_What you need to do_
Repeat the listing exactly as given, omitting every image.

─── Records

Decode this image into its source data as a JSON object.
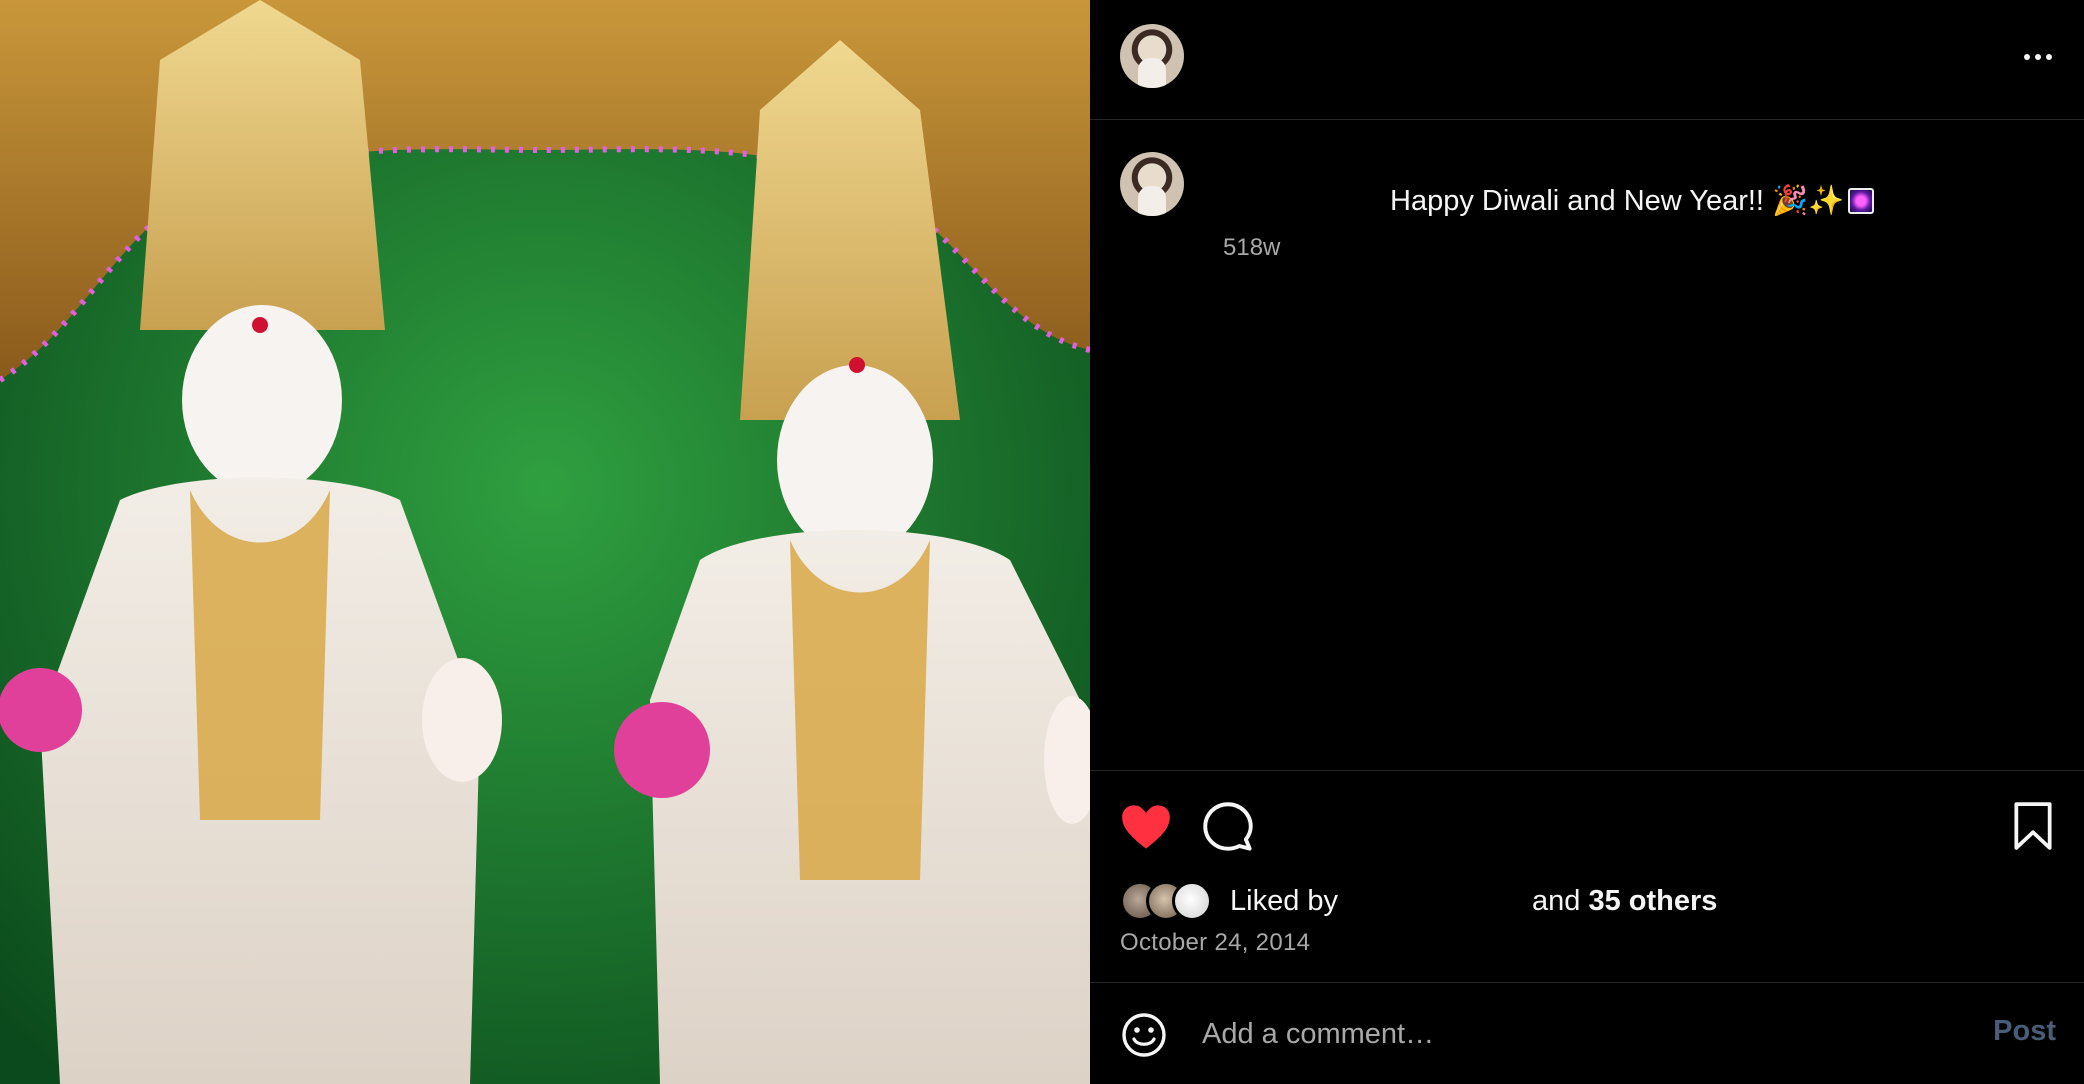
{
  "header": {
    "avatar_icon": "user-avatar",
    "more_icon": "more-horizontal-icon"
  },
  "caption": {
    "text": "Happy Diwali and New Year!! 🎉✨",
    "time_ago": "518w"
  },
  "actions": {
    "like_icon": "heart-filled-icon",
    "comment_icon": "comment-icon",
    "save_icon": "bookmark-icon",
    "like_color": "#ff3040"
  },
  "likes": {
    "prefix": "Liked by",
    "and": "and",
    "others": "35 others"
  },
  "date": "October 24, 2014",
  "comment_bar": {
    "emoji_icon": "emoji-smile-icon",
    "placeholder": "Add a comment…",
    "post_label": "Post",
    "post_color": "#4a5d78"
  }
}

──────

_Response for this exercise_
Decode this image into its source data as a JSON object.
{
  "header": {
    "avatar_icon": "user-avatar",
    "more_icon": "more-horizontal-icon"
  },
  "caption": {
    "text": "Happy Diwali and New Year!! 🎉✨",
    "time_ago": "518w"
  },
  "actions": {
    "like_icon": "heart-filled-icon",
    "comment_icon": "comment-icon",
    "save_icon": "bookmark-icon",
    "like_color": "#ff3040"
  },
  "likes": {
    "prefix": "Liked by",
    "and": "and",
    "others": "35 others"
  },
  "date": "October 24, 2014",
  "comment_bar": {
    "emoji_icon": "emoji-smile-icon",
    "placeholder": "Add a comment…",
    "post_label": "Post",
    "post_color": "#4a5d78"
  }
}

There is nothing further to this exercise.